▶ [WRITTEN REQUEST 1]: Can you render the stretch of the records from the line containing "x-tick-label: 401-450 — [191, 657, 311, 697]" through the line containing "y-tick-label: 5 — [113, 520, 131, 560]" as a Markdown table with columns No. and Record line, skipping any blank lines?

--- READING PASSAGE ---

36. We would like to first address ourselves on the issue whether the
subject property could be termed as a “residential dwelling”. The term
“residential dwelling” is not defined under the GST laws. Under the
erstwhile Finance Act, 1994, an Education Guide dated 20.06.2012
issued by the CBIC explained it as follows:-
“ 4.13.1 What is a ‘residential dwelling’?
The phrase ‘residential dwelling’ has not been defined in the
Act. It has therefore to be interpreted in terms of the normal
trade parlance as per which it is any residential
accommodation, but does not include hotel, motel, inn, guest
house, camp-site, lodge, house boat, or like places meant for
temporary stay.”
37. Prior to the implementation of the GST, only commercial
properties let out were subjected to service tax even if a residential
property was used for commercial purposes. Service tax was charged at
a rate of 15% of the rent for commercial properties. However, rental
income from residential properties did not attract service tax. This meant
that landlords who owned commercial properties and rented them out
16
were required to register for service tax and pay the tax on the rental
income received. On the other hand, landlords who owned residential
properties and rented them out were not required to register for service
tax or pay tax on the rental income they received.

--- SOURCE DATA ---

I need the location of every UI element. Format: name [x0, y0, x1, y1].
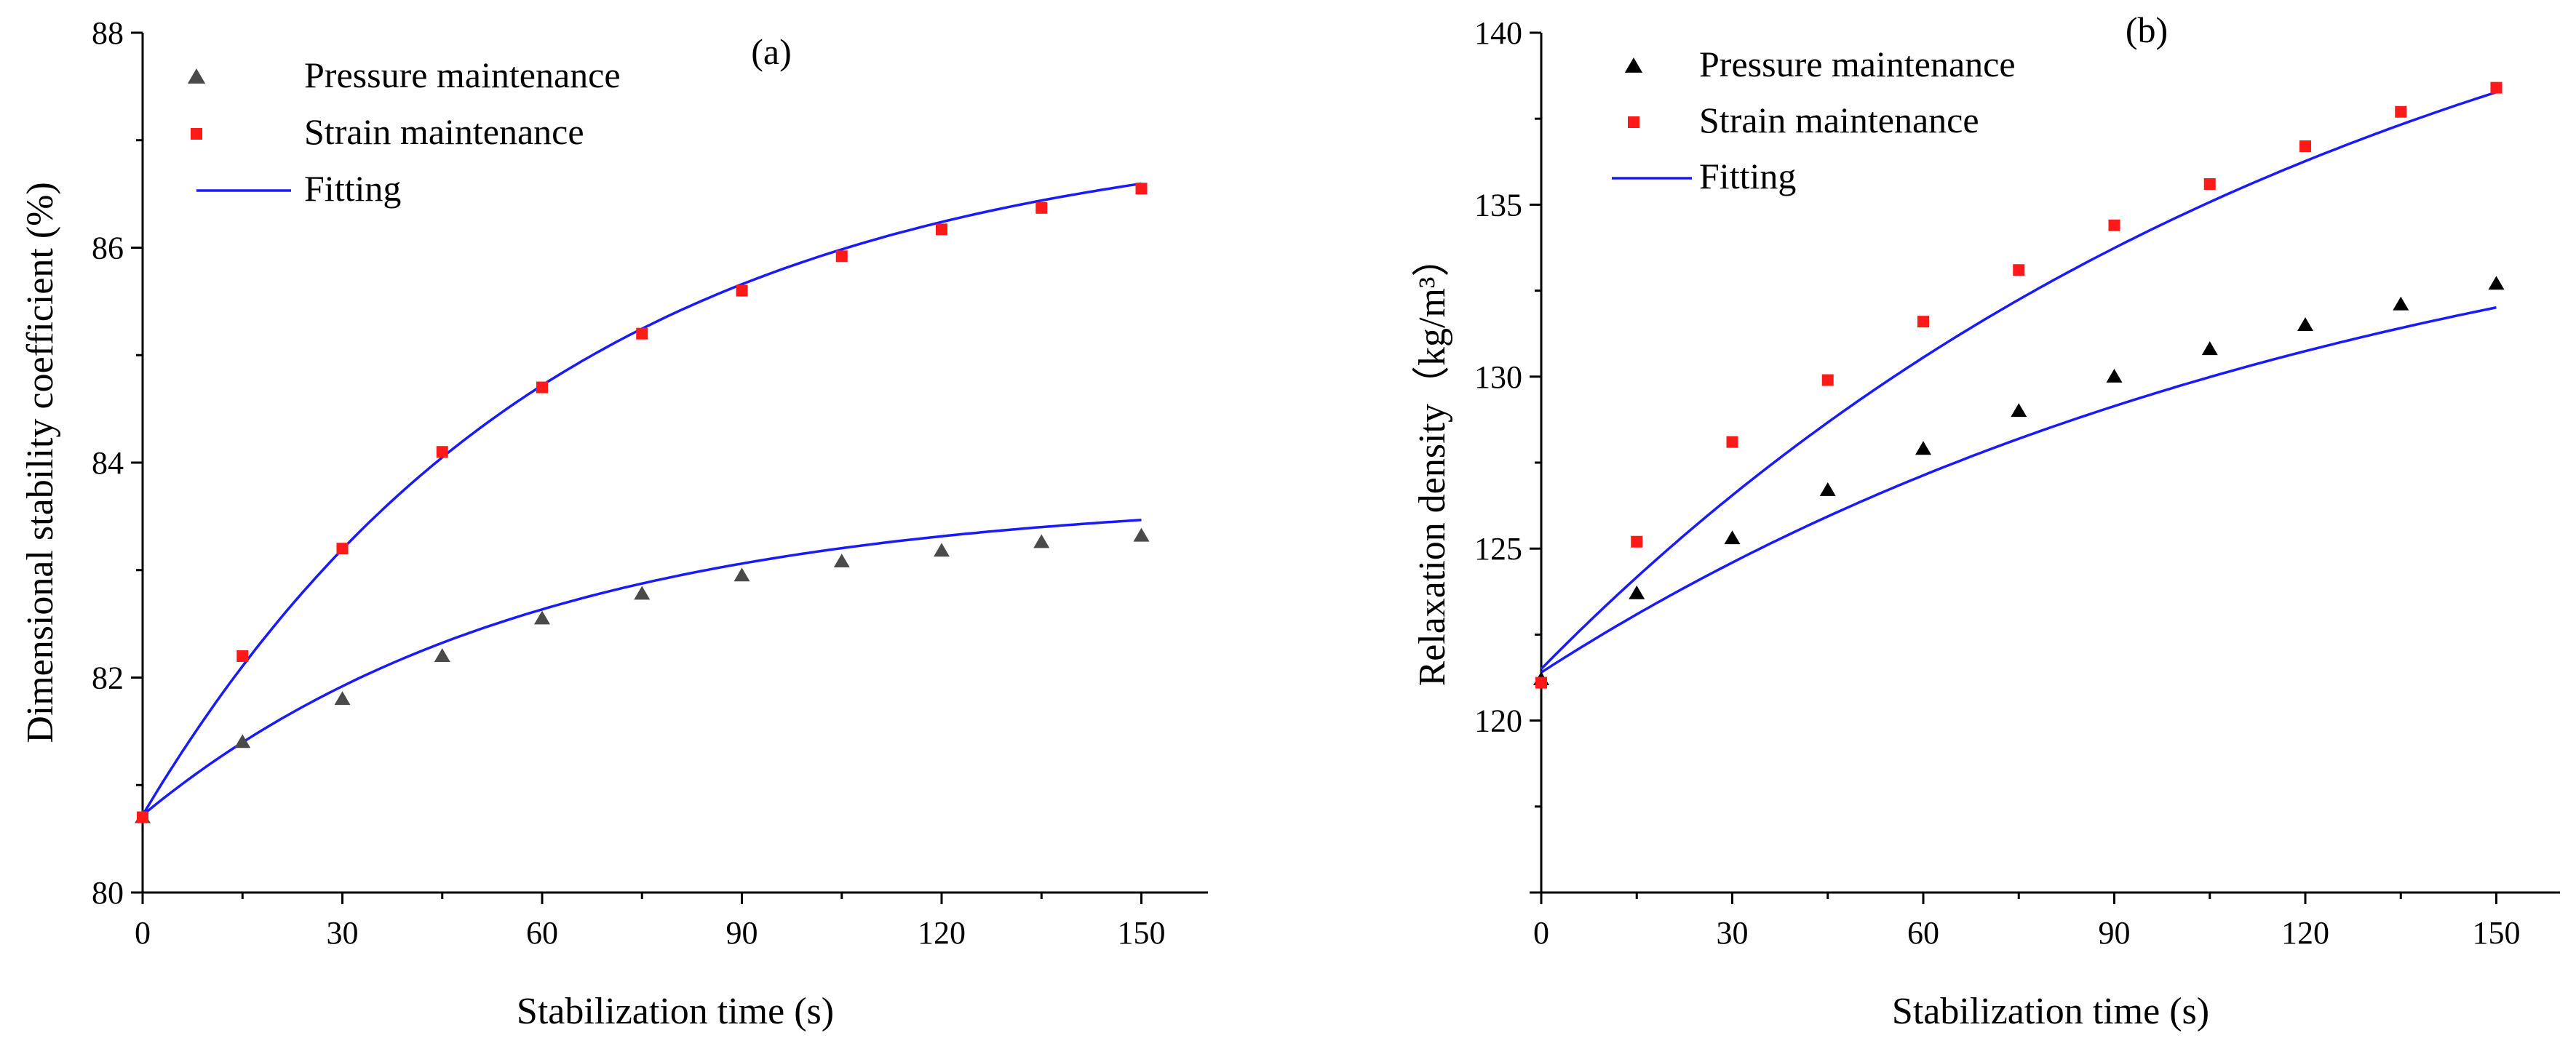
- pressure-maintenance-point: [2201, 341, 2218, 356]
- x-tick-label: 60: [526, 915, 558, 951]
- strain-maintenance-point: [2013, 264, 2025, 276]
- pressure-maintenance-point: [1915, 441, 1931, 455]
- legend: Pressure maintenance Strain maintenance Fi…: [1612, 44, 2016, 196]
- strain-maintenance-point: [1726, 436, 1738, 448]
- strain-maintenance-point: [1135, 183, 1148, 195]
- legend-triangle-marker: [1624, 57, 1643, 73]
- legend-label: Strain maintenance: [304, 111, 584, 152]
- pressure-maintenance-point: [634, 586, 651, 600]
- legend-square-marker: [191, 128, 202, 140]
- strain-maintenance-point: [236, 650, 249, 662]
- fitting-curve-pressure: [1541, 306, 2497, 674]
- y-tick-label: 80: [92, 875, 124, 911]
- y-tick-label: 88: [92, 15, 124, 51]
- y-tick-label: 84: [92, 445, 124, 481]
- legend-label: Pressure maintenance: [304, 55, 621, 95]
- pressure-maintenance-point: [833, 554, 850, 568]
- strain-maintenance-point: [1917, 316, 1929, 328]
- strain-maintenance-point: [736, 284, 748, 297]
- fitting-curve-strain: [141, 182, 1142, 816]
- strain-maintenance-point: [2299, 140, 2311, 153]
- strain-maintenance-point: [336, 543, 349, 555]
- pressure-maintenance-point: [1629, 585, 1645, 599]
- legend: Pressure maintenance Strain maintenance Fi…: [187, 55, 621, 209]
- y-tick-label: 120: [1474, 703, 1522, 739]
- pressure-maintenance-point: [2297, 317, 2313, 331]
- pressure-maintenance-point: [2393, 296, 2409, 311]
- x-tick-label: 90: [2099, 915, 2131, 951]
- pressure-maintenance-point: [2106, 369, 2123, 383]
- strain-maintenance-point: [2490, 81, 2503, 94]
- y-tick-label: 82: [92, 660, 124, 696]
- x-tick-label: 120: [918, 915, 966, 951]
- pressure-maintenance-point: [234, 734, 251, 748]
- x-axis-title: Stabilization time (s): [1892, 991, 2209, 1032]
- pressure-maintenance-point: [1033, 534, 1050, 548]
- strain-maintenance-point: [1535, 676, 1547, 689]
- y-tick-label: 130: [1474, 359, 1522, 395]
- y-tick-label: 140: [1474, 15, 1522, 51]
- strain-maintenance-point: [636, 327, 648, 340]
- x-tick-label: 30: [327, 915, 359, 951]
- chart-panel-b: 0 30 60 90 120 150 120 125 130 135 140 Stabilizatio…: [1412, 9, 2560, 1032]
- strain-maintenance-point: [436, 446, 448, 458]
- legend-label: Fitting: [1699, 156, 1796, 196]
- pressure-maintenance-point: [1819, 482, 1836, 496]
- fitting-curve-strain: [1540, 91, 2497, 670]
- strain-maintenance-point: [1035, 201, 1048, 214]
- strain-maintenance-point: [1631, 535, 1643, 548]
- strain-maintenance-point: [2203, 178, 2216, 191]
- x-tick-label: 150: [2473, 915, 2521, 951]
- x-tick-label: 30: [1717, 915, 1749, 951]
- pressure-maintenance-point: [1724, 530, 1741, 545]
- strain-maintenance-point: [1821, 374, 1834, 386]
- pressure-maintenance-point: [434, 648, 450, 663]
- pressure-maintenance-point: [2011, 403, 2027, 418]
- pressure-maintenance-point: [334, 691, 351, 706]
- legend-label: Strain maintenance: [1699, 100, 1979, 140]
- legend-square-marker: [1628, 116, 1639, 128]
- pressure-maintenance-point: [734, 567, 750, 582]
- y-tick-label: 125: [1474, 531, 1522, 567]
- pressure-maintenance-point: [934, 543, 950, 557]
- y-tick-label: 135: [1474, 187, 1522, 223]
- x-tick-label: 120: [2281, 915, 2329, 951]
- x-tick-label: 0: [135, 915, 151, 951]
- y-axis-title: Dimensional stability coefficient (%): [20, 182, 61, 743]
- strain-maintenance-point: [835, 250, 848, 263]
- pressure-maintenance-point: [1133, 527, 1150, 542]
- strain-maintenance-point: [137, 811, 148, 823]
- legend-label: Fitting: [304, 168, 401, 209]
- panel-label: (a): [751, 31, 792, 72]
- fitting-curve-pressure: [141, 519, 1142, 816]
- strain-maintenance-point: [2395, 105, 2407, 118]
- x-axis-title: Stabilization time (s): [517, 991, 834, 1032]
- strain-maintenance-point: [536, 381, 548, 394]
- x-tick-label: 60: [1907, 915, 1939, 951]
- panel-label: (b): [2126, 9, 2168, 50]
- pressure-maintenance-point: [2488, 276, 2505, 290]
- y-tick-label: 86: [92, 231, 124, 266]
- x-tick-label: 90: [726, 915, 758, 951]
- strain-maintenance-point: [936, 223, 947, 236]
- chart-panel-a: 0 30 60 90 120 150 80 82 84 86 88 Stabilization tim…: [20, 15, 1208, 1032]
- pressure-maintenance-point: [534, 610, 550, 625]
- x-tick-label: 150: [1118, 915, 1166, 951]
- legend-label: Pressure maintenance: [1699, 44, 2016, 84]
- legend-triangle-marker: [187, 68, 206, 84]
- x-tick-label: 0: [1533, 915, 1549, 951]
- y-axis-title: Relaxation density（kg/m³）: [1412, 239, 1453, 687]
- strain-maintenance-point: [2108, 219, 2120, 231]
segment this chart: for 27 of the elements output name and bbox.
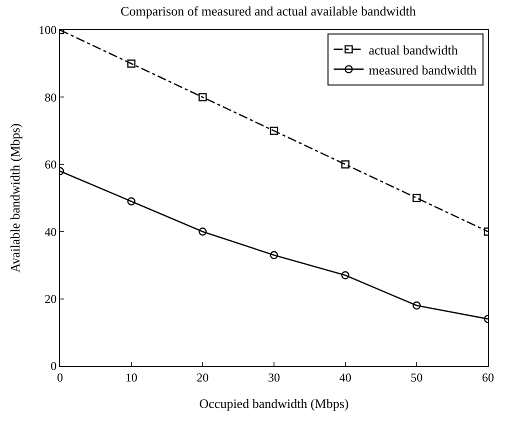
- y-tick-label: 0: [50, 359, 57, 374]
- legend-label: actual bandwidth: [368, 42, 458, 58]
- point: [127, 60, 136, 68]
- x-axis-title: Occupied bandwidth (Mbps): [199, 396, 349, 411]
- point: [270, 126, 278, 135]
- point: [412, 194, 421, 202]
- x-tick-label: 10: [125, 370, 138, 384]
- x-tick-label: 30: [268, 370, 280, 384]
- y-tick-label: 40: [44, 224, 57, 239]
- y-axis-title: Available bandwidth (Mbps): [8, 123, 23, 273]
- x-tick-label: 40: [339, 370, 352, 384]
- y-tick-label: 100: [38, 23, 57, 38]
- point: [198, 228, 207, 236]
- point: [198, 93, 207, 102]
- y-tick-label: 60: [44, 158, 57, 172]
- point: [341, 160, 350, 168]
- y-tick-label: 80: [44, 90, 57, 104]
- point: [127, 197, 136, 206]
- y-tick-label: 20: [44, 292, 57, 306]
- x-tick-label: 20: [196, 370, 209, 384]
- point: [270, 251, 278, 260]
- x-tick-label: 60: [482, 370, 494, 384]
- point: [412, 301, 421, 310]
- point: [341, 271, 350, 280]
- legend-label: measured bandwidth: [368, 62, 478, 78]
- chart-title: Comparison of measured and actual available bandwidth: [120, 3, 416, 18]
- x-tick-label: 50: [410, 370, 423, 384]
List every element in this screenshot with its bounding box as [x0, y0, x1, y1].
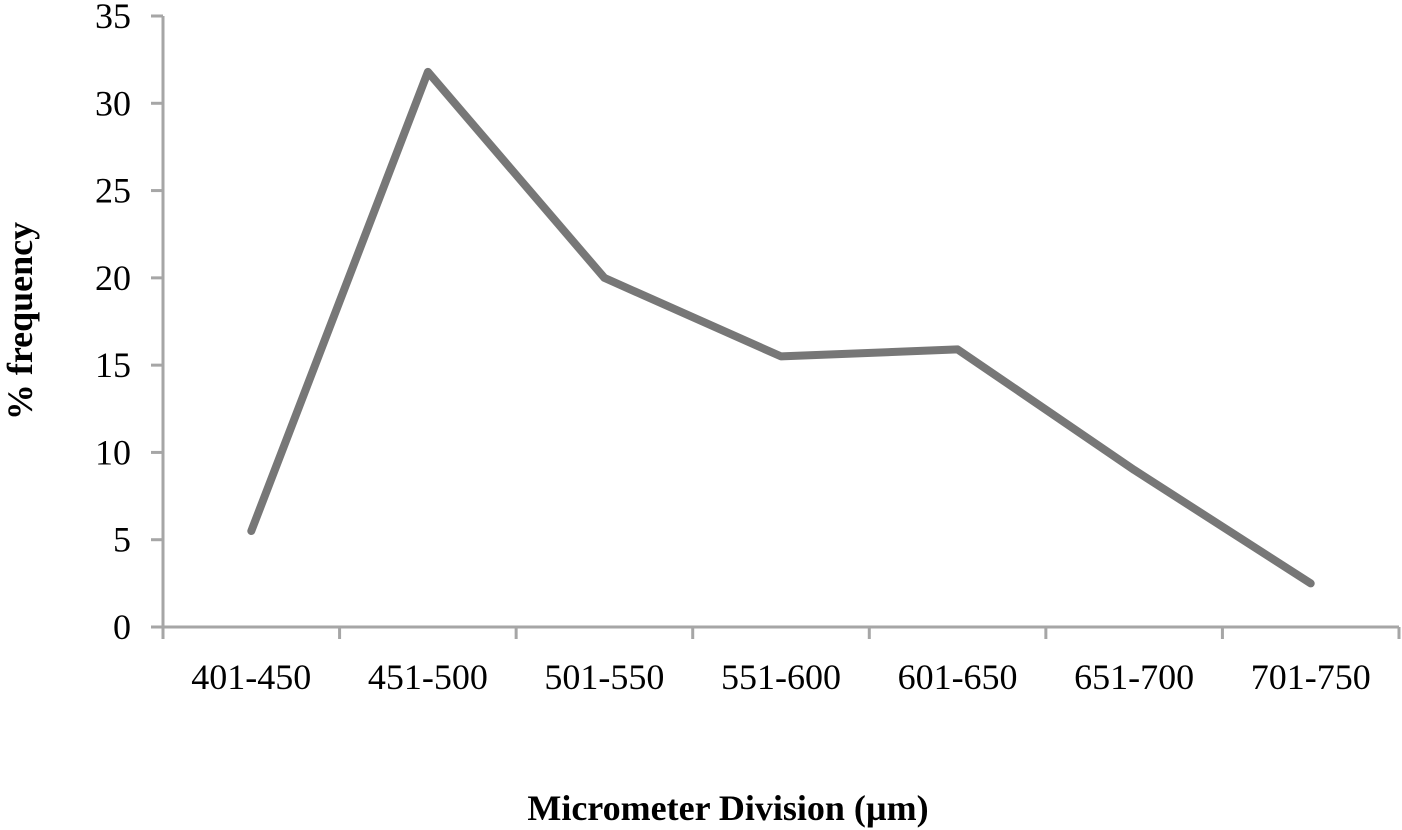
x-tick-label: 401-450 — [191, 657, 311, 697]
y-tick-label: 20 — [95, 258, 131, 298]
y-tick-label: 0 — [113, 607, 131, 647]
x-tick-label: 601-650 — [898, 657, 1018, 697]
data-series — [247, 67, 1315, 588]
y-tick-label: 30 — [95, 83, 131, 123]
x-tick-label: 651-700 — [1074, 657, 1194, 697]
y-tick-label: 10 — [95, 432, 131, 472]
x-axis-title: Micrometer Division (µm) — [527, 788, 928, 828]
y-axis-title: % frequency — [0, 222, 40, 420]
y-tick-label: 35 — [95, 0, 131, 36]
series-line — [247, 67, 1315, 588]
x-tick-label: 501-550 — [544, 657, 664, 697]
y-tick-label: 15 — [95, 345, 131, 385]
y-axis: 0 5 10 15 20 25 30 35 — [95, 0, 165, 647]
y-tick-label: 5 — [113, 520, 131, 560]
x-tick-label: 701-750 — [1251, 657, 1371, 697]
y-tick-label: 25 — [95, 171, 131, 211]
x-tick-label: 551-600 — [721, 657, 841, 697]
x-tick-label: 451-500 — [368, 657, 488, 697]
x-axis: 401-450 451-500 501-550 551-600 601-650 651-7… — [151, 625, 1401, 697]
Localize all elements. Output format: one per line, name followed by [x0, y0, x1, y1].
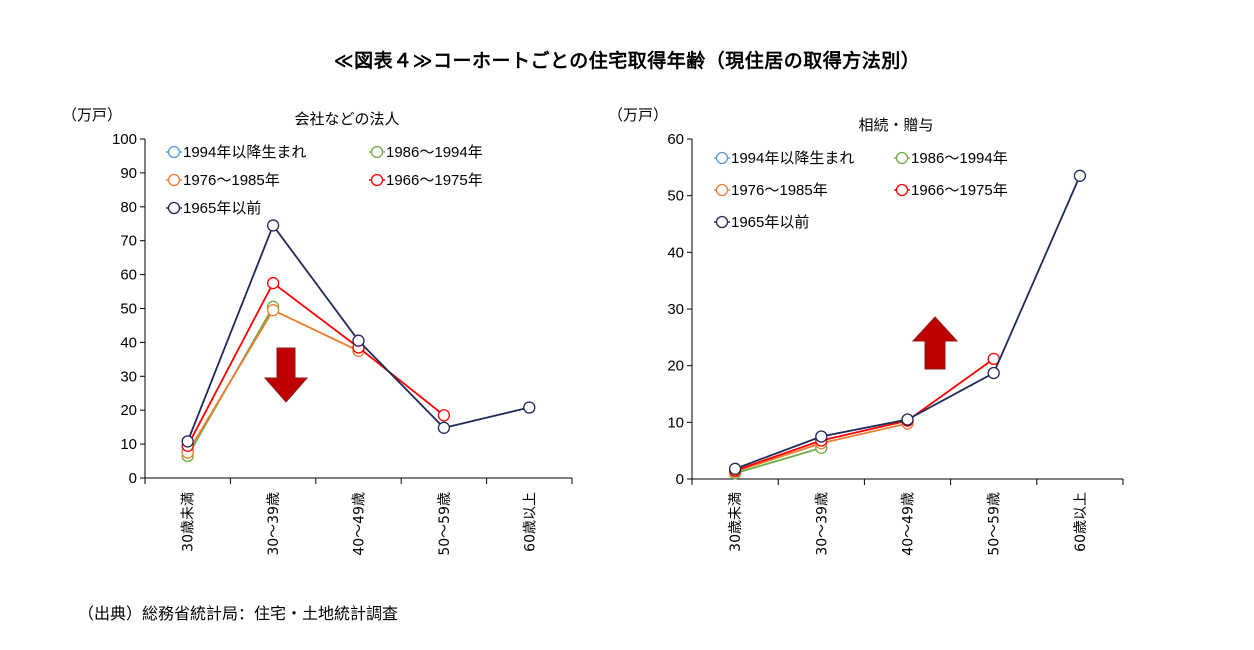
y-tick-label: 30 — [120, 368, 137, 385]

---

▶ [WRITTEN REQUEST 2]: Could you repeat the stretch of the GST passage from "37. Prior to" through "income they received." word for word?

▶ [TASK RESPONSE 1]:
| No. | Record line |
|---|---|
| 1 | x-tick-label: 401-450 — [191, 657, 311, 697] |
| 2 | y-tick-label: 20 — [95, 258, 131, 298] |
| 3 | y-tick-label: 0 — [113, 607, 131, 647] |
| 4 | x-tick-label: 601-650 — [898, 657, 1018, 697] |
| 5 | data-series — [247, 67, 1315, 588] |
| 6 | y-tick-label: 30 — [95, 83, 131, 123] |
| 7 | x-tick-label: 651-700 — [1074, 657, 1194, 697] |
| 8 | y-tick-label: 10 — [95, 432, 131, 472] |
| 9 | x-axis-title: Micrometer Division (µm) — [527, 788, 928, 828] |
| 10 | y-axis-title: % frequency — [0, 222, 40, 420] |
| 11 | y-tick-label: 35 — [95, 0, 131, 36] |
| 12 | series-line — [247, 67, 1315, 588] |
| 13 | x-tick-label: 501-550 — [544, 657, 664, 697] |
| 14 | y-tick-label: 15 — [95, 345, 131, 385] |
| 15 | y-axis: 0 5 10 15 20 25 30 35 — [95, 0, 165, 647] |
| 16 | y-tick-label: 5 — [113, 520, 131, 560] |

▶ [TASK RESPONSE 2]:
37. Prior to the implementation of the GST, only commercial
properties let out were subjected to service tax even if a residential
property was used for commercial purposes. Service tax was charged at
a rate of 15% of the rent for commercial properties. However, rental
income from residential properties did not attract service tax. This meant
that landlords who owned commercial properties and rented them out
16
were required to register for service tax and pay the tax on the rental
income received. On the other hand, landlords who owned residential
properties and rented them out were not required to register for service
tax or pay tax on the rental income they received.